> [Instructions for the task]:
Tally the lines of the data that include the word "następnie" and state the total, nothing else.

> [Records provided]:
━━━━━━━━━━━━━━━━
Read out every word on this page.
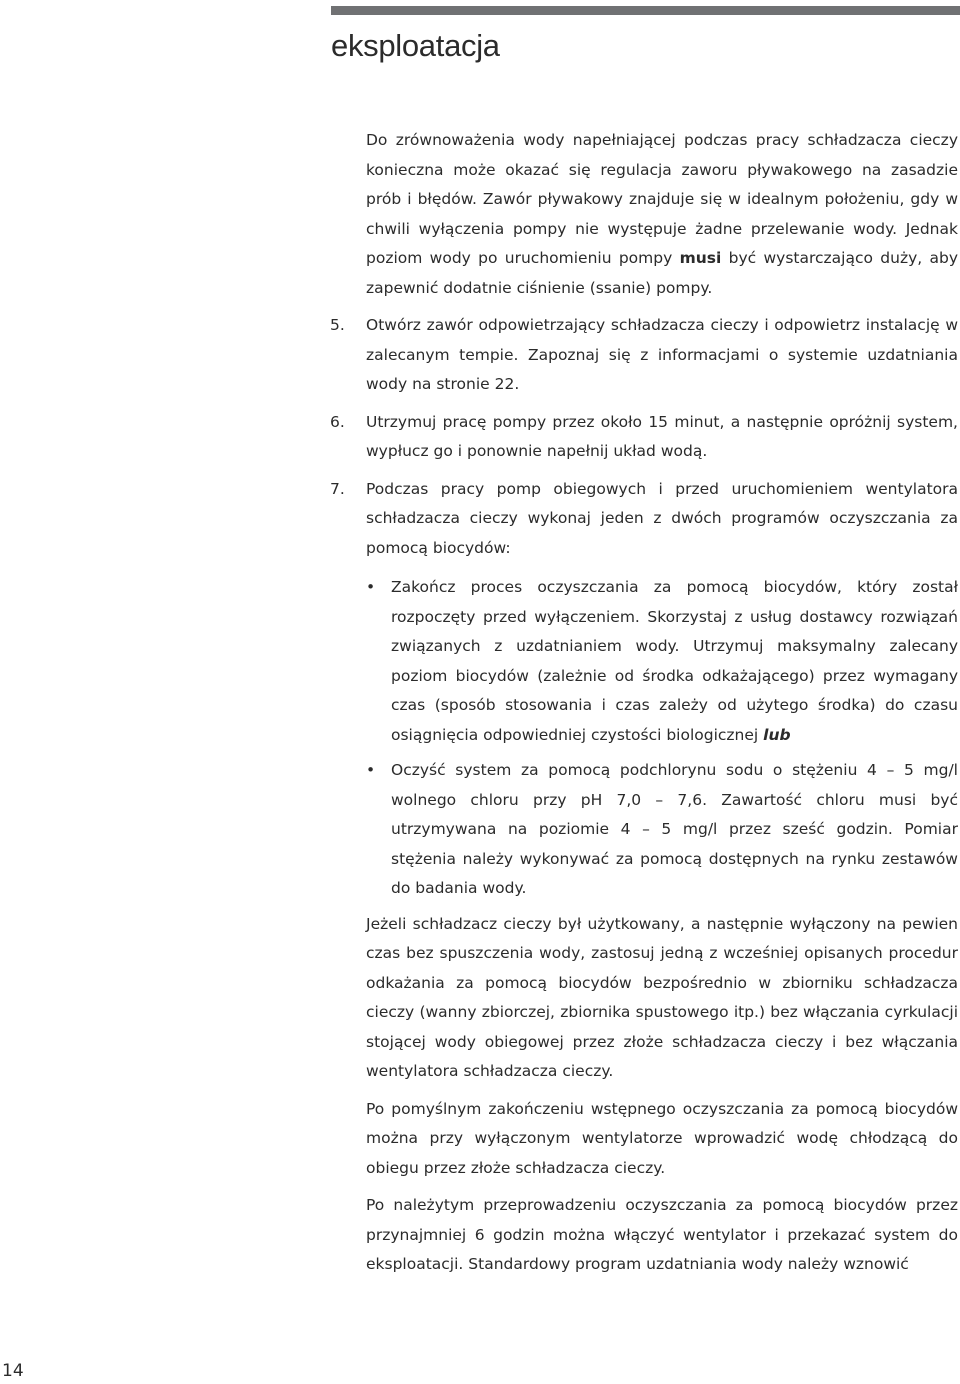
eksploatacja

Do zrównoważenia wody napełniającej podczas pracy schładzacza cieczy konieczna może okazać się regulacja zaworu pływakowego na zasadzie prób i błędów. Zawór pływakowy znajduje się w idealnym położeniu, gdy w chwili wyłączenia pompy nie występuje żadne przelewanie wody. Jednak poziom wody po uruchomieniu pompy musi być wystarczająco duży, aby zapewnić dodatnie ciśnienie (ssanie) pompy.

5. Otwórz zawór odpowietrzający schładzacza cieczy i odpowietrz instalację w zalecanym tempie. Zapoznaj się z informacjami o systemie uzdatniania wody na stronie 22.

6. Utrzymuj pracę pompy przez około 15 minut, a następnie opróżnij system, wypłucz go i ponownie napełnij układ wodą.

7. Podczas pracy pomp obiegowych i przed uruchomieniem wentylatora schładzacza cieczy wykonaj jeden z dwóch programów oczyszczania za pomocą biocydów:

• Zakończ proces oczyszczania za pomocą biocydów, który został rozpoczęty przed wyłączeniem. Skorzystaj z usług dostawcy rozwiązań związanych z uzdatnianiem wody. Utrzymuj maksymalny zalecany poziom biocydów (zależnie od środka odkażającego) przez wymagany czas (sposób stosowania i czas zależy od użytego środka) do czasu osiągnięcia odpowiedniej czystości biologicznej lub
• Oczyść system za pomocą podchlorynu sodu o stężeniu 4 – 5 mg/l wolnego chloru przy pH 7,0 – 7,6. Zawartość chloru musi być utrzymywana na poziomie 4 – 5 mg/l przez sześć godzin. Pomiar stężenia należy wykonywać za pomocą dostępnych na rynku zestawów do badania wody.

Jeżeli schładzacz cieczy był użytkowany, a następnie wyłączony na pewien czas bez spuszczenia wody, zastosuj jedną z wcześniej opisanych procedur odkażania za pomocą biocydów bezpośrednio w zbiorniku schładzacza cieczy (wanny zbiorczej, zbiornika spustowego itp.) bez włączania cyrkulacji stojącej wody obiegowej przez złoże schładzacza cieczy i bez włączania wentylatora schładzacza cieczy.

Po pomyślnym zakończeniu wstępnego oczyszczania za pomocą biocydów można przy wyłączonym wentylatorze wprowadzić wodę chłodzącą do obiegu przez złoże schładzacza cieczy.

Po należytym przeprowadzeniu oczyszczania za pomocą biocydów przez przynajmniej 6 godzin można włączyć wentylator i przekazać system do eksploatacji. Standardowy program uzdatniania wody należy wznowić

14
━━━━━━━━━━━━━━━━
> [Solution for this problem]:
2